** START OF GIVEN INFORMATION **
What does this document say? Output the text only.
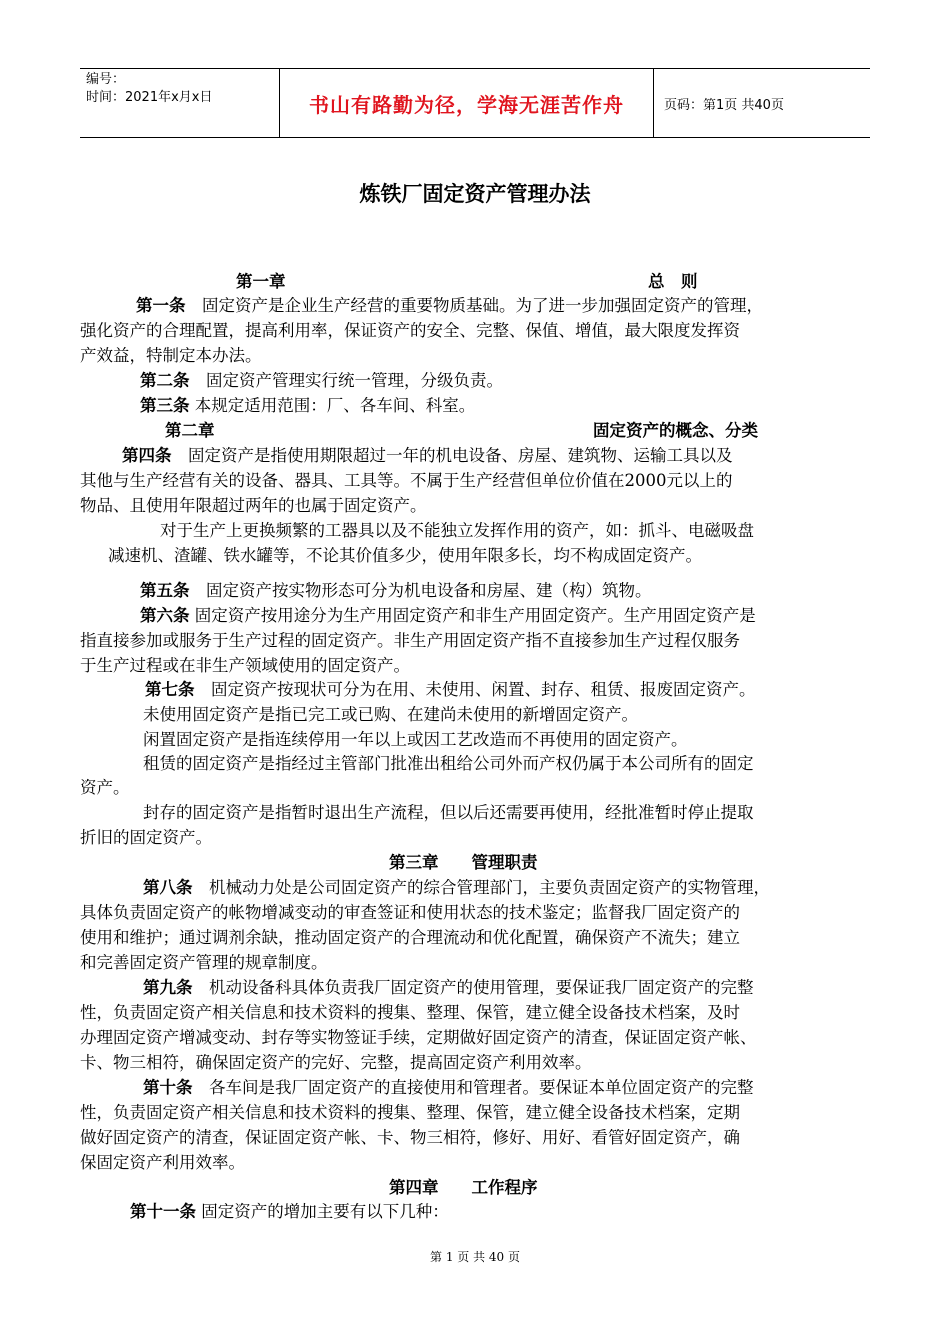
编号：
时间：2021年x月x日	书山有路勤为径，学海无涯苦作舟	页码：第1页 共40页
炼铁厂固定资产管理办法
第一章	总　则
第一条　固定资产是企业生产经营的重要物质基础。为了进一步加强固定资产的管理，
强化资产的合理配置，提高利用率，保证资产的安全、完整、保值、增值，最大限度发挥资
产效益，特制定本办法。
第二条　固定资产管理实行统一管理，分级负责。
第三条 本规定适用范围：厂、各车间、科室。
第二章	固定资产的概念、分类
第四条　固定资产是指使用期限超过一年的机电设备、房屋、建筑物、运输工具以及
其他与生产经营有关的设备、器具、工具等。不属于生产经营但单位价值在2000元以上的
物品、且使用年限超过两年的也属于固定资产。
对于生产上更换频繁的工器具以及不能独立发挥作用的资产，如：抓斗、电磁吸盘
减速机、渣罐、铁水罐等，不论其价值多少，使用年限多长，均不构成固定资产。
第五条　固定资产按实物形态可分为机电设备和房屋、建（构）筑物。
第六条 固定资产按用途分为生产用固定资产和非生产用固定资产。生产用固定资产是
指直接参加或服务于生产过程的固定资产。非生产用固定资产指不直接参加生产过程仅服务
于生产过程或在非生产领域使用的固定资产。
第七条　固定资产按现状可分为在用、未使用、闲置、封存、租赁、报废固定资产。
未使用固定资产是指已完工或已购、在建尚未使用的新增固定资产。
闲置固定资产是指连续停用一年以上或因工艺改造而不再使用的固定资产。
租赁的固定资产是指经过主管部门批准出租给公司外而产权仍属于本公司所有的固定
资产。
封存的固定资产是指暂时退出生产流程，但以后还需要再使用，经批准暂时停止提取
折旧的固定资产。
第三章　　管理职责
第八条　机械动力处是公司固定资产的综合管理部门，主要负责固定资产的实物管理，
具体负责固定资产的帐物增减变动的审查签证和使用状态的技术鉴定；监督我厂固定资产的
使用和维护；通过调剂余缺，推动固定资产的合理流动和优化配置，确保资产不流失；建立
和完善固定资产管理的规章制度。
第九条　机动设备科具体负责我厂固定资产的使用管理，要保证我厂固定资产的完整
性，负责固定资产相关信息和技术资料的搜集、整理、保管，建立健全设备技术档案，及时
办理固定资产增减变动、封存等实物签证手续，定期做好固定资产的清查，保证固定资产帐、
卡、物三相符，确保固定资产的完好、完整，提高固定资产利用效率。
第十条　各车间是我厂固定资产的直接使用和管理者。要保证本单位固定资产的完整
性，负责固定资产相关信息和技术资料的搜集、整理、保管，建立健全设备技术档案，定期
做好固定资产的清查，保证固定资产帐、卡、物三相符，修好、用好、看管好固定资产，确
保固定资产利用效率。
第四章　　工作程序
第十一条 固定资产的增加主要有以下几种：
第 1 页 共 40 页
** END OF GIVEN INFORMATION **
▸ **TASK TO CARRY OUT**:
Please transcribe the material above exactly as written. Leave the pictures out.

▸ **TASK RESULT**:
What does this document say? Output the text only.
编号：
时间：2021年x月x日	书山有路勤为径，学海无涯苦作舟	页码：第1页 共40页
炼铁厂固定资产管理办法
第一章	总　则
第一条　固定资产是企业生产经营的重要物质基础。为了进一步加强固定资产的管理，
强化资产的合理配置，提高利用率，保证资产的安全、完整、保值、增值，最大限度发挥资
产效益，特制定本办法。
第二条　固定资产管理实行统一管理，分级负责。
第三条 本规定适用范围：厂、各车间、科室。
第二章	固定资产的概念、分类
第四条　固定资产是指使用期限超过一年的机电设备、房屋、建筑物、运输工具以及
其他与生产经营有关的设备、器具、工具等。不属于生产经营但单位价值在2000元以上的
物品、且使用年限超过两年的也属于固定资产。
对于生产上更换频繁的工器具以及不能独立发挥作用的资产，如：抓斗、电磁吸盘
减速机、渣罐、铁水罐等，不论其价值多少，使用年限多长，均不构成固定资产。
第五条　固定资产按实物形态可分为机电设备和房屋、建（构）筑物。
第六条 固定资产按用途分为生产用固定资产和非生产用固定资产。生产用固定资产是
指直接参加或服务于生产过程的固定资产。非生产用固定资产指不直接参加生产过程仅服务
于生产过程或在非生产领域使用的固定资产。
第七条　固定资产按现状可分为在用、未使用、闲置、封存、租赁、报废固定资产。
未使用固定资产是指已完工或已购、在建尚未使用的新增固定资产。
闲置固定资产是指连续停用一年以上或因工艺改造而不再使用的固定资产。
租赁的固定资产是指经过主管部门批准出租给公司外而产权仍属于本公司所有的固定
资产。
封存的固定资产是指暂时退出生产流程，但以后还需要再使用，经批准暂时停止提取
折旧的固定资产。
第三章　　管理职责
第八条　机械动力处是公司固定资产的综合管理部门，主要负责固定资产的实物管理，
具体负责固定资产的帐物增减变动的审查签证和使用状态的技术鉴定；监督我厂固定资产的
使用和维护；通过调剂余缺，推动固定资产的合理流动和优化配置，确保资产不流失；建立
和完善固定资产管理的规章制度。
第九条　机动设备科具体负责我厂固定资产的使用管理，要保证我厂固定资产的完整
性，负责固定资产相关信息和技术资料的搜集、整理、保管，建立健全设备技术档案，及时
办理固定资产增减变动、封存等实物签证手续，定期做好固定资产的清查，保证固定资产帐、
卡、物三相符，确保固定资产的完好、完整，提高固定资产利用效率。
第十条　各车间是我厂固定资产的直接使用和管理者。要保证本单位固定资产的完整
性，负责固定资产相关信息和技术资料的搜集、整理、保管，建立健全设备技术档案，定期
做好固定资产的清查，保证固定资产帐、卡、物三相符，修好、用好、看管好固定资产，确
保固定资产利用效率。
第四章　　工作程序
第十一条 固定资产的增加主要有以下几种：
第 1 页 共 40 页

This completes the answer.